Given request: Write out every record in full, exactly as written, please.

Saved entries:
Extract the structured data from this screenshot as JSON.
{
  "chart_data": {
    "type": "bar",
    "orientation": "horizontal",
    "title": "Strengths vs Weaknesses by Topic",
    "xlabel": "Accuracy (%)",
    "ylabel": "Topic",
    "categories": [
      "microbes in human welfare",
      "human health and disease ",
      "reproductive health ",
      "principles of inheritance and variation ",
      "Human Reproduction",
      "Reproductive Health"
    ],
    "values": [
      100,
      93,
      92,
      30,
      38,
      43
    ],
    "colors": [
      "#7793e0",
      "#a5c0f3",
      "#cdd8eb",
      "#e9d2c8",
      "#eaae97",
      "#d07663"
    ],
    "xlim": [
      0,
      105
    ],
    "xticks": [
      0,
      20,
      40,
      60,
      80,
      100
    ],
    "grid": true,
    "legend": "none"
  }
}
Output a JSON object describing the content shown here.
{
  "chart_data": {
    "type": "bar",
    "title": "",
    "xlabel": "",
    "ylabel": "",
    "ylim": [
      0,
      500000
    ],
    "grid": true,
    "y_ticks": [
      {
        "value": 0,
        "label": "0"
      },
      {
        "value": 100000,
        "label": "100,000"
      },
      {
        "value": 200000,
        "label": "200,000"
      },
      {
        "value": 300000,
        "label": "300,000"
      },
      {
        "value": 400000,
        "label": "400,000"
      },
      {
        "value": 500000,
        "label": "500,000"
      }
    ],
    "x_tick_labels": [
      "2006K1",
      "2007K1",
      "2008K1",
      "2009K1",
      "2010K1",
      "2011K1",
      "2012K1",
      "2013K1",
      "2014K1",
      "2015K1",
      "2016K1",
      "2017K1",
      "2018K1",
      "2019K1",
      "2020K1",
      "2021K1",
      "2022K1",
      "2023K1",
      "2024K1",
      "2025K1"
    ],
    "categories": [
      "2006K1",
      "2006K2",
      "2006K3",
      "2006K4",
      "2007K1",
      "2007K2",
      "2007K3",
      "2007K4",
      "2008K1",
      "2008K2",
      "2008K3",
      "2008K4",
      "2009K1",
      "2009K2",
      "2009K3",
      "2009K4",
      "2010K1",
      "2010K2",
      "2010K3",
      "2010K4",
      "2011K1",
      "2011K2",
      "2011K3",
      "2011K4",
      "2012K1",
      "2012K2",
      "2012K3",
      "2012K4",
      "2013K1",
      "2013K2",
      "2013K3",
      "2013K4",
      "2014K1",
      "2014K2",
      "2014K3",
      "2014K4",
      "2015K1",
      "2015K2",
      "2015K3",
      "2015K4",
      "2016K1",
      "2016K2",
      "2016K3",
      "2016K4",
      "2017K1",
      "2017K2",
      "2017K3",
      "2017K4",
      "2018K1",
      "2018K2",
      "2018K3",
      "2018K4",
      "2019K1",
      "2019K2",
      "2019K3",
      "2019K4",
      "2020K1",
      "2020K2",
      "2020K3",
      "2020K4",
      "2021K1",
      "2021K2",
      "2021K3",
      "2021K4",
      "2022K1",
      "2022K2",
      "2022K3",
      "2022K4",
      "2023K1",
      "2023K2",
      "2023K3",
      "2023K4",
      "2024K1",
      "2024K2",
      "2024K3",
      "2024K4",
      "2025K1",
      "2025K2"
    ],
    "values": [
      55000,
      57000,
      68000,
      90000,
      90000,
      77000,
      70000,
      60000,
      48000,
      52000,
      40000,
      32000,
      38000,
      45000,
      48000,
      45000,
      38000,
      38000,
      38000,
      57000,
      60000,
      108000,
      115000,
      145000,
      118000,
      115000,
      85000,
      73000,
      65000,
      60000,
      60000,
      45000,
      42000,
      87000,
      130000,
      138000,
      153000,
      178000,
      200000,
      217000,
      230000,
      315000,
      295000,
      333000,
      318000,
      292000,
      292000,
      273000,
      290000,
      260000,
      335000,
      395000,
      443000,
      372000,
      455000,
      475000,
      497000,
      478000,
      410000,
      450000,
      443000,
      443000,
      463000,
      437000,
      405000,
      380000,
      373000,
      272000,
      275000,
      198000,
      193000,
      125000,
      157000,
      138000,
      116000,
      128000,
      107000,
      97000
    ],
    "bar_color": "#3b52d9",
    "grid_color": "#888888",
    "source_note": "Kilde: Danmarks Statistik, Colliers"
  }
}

Solution to this exercise:
Extract the structured data from this screenshot as JSON.
{
  "chart_data": {
    "type": "bar",
    "orientation": "horizontal",
    "title": "Strengths vs Weaknesses by Topic",
    "xlabel": "Accuracy (%)",
    "ylabel": "Topic",
    "categories": [
      "microbes in human welfare",
      "human health and disease ",
      "reproductive health ",
      "principles of inheritance and variation ",
      "Human Reproduction",
      "Reproductive Health"
    ],
    "values": [
      100,
      93,
      92,
      30,
      38,
      43
    ],
    "colors": [
      "#7793e0",
      "#a5c0f3",
      "#cdd8eb",
      "#e9d2c8",
      "#eaae97",
      "#d07663"
    ],
    "xlim": [
      0,
      105
    ],
    "xticks": [
      0,
      20,
      40,
      60,
      80,
      100
    ],
    "grid": true,
    "legend": "none"
  }
}
Output a JSON object describing the content shown here.
{
  "chart_data": {
    "type": "bar",
    "title": "",
    "xlabel": "",
    "ylabel": "",
    "ylim": [
      0,
      500000
    ],
    "grid": true,
    "y_ticks": [
      {
        "value": 0,
        "label": "0"
      },
      {
        "value": 100000,
        "label": "100,000"
      },
      {
        "value": 200000,
        "label": "200,000"
      },
      {
        "value": 300000,
        "label": "300,000"
      },
      {
        "value": 400000,
        "label": "400,000"
      },
      {
        "value": 500000,
        "label": "500,000"
      }
    ],
    "x_tick_labels": [
      "2006K1",
      "2007K1",
      "2008K1",
      "2009K1",
      "2010K1",
      "2011K1",
      "2012K1",
      "2013K1",
      "2014K1",
      "2015K1",
      "2016K1",
      "2017K1",
      "2018K1",
      "2019K1",
      "2020K1",
      "2021K1",
      "2022K1",
      "2023K1",
      "2024K1",
      "2025K1"
    ],
    "categories": [
      "2006K1",
      "2006K2",
      "2006K3",
      "2006K4",
      "2007K1",
      "2007K2",
      "2007K3",
      "2007K4",
      "2008K1",
      "2008K2",
      "2008K3",
      "2008K4",
      "2009K1",
      "2009K2",
      "2009K3",
      "2009K4",
      "2010K1",
      "2010K2",
      "2010K3",
      "2010K4",
      "2011K1",
      "2011K2",
      "2011K3",
      "2011K4",
      "2012K1",
      "2012K2",
      "2012K3",
      "2012K4",
      "2013K1",
      "2013K2",
      "2013K3",
      "2013K4",
      "2014K1",
      "2014K2",
      "2014K3",
      "2014K4",
      "2015K1",
      "2015K2",
      "2015K3",
      "2015K4",
      "2016K1",
      "2016K2",
      "2016K3",
      "2016K4",
      "2017K1",
      "2017K2",
      "2017K3",
      "2017K4",
      "2018K1",
      "2018K2",
      "2018K3",
      "2018K4",
      "2019K1",
      "2019K2",
      "2019K3",
      "2019K4",
      "2020K1",
      "2020K2",
      "2020K3",
      "2020K4",
      "2021K1",
      "2021K2",
      "2021K3",
      "2021K4",
      "2022K1",
      "2022K2",
      "2022K3",
      "2022K4",
      "2023K1",
      "2023K2",
      "2023K3",
      "2023K4",
      "2024K1",
      "2024K2",
      "2024K3",
      "2024K4",
      "2025K1",
      "2025K2"
    ],
    "values": [
      55000,
      57000,
      68000,
      90000,
      90000,
      77000,
      70000,
      60000,
      48000,
      52000,
      40000,
      32000,
      38000,
      45000,
      48000,
      45000,
      38000,
      38000,
      38000,
      57000,
      60000,
      108000,
      115000,
      145000,
      118000,
      115000,
      85000,
      73000,
      65000,
      60000,
      60000,
      45000,
      42000,
      87000,
      130000,
      138000,
      153000,
      178000,
      200000,
      217000,
      230000,
      315000,
      295000,
      333000,
      318000,
      292000,
      292000,
      273000,
      290000,
      260000,
      335000,
      395000,
      443000,
      372000,
      455000,
      475000,
      497000,
      478000,
      410000,
      450000,
      443000,
      443000,
      463000,
      437000,
      405000,
      380000,
      373000,
      272000,
      275000,
      198000,
      193000,
      125000,
      157000,
      138000,
      116000,
      128000,
      107000,
      97000
    ],
    "bar_color": "#3b52d9",
    "grid_color": "#888888",
    "source_note": "Kilde: Danmarks Statistik, Colliers"
  }
}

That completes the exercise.